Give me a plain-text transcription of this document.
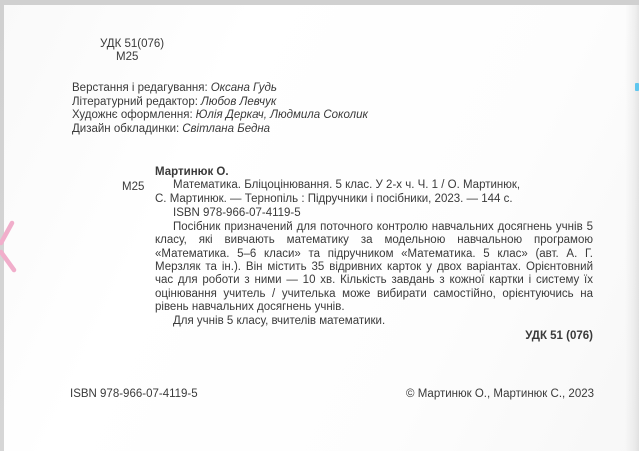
УДК 51(076)
М25
Верстання і редагування: Оксана Гудь
Літературний редактор: Любов Левчук
Художнє оформлення: Юлія Деркач, Людмила Соколик
Дизайн обкладинки: Світлана Бедна
Мартинюк О.
М25	Математика. Бліцоцінювання. 5 клас. У 2-х ч. Ч. 1 / О. Мартинюк,
С. Мартинюк. — Тернопіль : Підручники і посібники, 2023. — 144 с.
ISBN 978-966-07-4119-5
Посібник призначений для поточного контролю навчальних досягнень учнів 5 класу, які вивчають математику за модельною навчальною програмою «Математика. 5–6 класи» та підручником «Математика. 5 клас» (авт. А. Г. Мерзляк та ін.). Він містить 35 відривних карток у двох варіантах. Орієнтовний час для роботи з ними — 10 хв. Кількість завдань з кожної картки і систему їх оцінювання учитель / учителька може вибирати самостійно, орієнтуючись на рівень навчальних досягнень учнів.
Для учнів 5 класу, вчителів математики.
УДК 51 (076)
ISBN 978-966-07-4119-5	© Мартинюк О., Мартинюк С., 2023
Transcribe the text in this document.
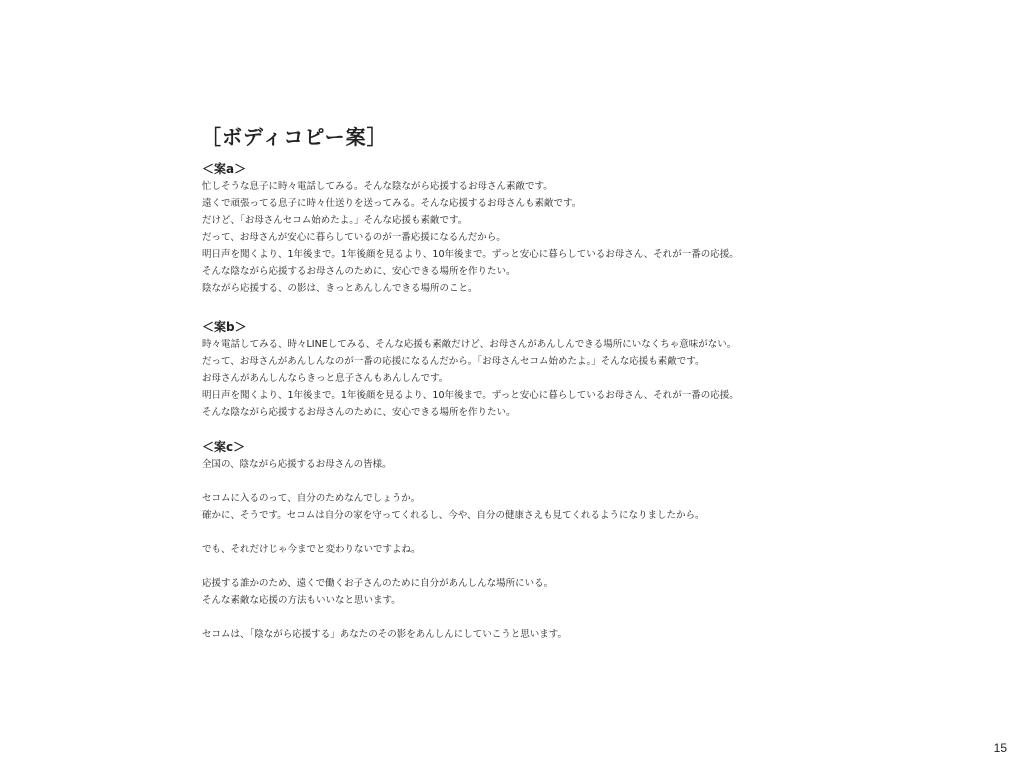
［ボディコピー案］

＜案a＞

忙しそうな息子に時々電話してみる。そんな陰ながら応援するお母さん素敵です。

遠くで頑張ってる息子に時々仕送りを送ってみる。そんな応援するお母さんも素敵です。

だけど、「お母さんセコム始めたよ。」そんな応援も素敵です。

だって、お母さんが安心に暮らしているのが一番応援になるんだから。

明日声を聞くより、1年後まで。1年後顔を見るより、10年後まで。ずっと安心に暮らしているお母さん、それが一番の応援。

そんな陰ながら応援するお母さんのために、安心できる場所を作りたい。

陰ながら応援する、の影は、きっとあんしんできる場所のこと。

＜案b＞

時々電話してみる、時々LINEしてみる、そんな応援も素敵だけど、お母さんがあんしんできる場所にいなくちゃ意味がない。

だって、お母さんがあんしんなのが一番の応援になるんだから。「お母さんセコム始めたよ。」そんな応援も素敵です。

お母さんがあんしんならきっと息子さんもあんしんです。

明日声を聞くより、1年後まで。1年後顔を見るより、10年後まで。ずっと安心に暮らしているお母さん、それが一番の応援。

そんな陰ながら応援するお母さんのために、安心できる場所を作りたい。

＜案c＞

全国の、陰ながら応援するお母さんの皆様。

セコムに入るのって、自分のためなんでしょうか。

確かに、そうです。セコムは自分の家を守ってくれるし、今や、自分の健康さえも見てくれるようになりましたから。

でも、それだけじゃ今までと変わりないですよね。

応援する誰かのため、遠くで働くお子さんのために自分があんしんな場所にいる。

そんな素敵な応援の方法もいいなと思います。

セコムは、「陰ながら応援する」あなたのその影をあんしんにしていこうと思います。

15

========================================================================

* What is required: Using the material above, gather every line that includes "учнів".

* Right answer:
Посібник призначений для поточного контролю навчальних досягнень учнів 5 класу, які вивчають математику за модельною навчальною програмою «Математика. 5–6 класи» та підручником «Математика. 5 клас» (авт. А. Г. Мерзляк та ін.). Він містить 35 відривних карток у двох варіантах. Орієнтовний час для роботи з ними — 10 хв. Кількість завдань з кожної картки і систему їх оцінювання учитель / учителька може вибирати самостійно, орієнтуючись на рівень навчальних досягнень учнів.
Для учнів 5 класу, вчителів математики.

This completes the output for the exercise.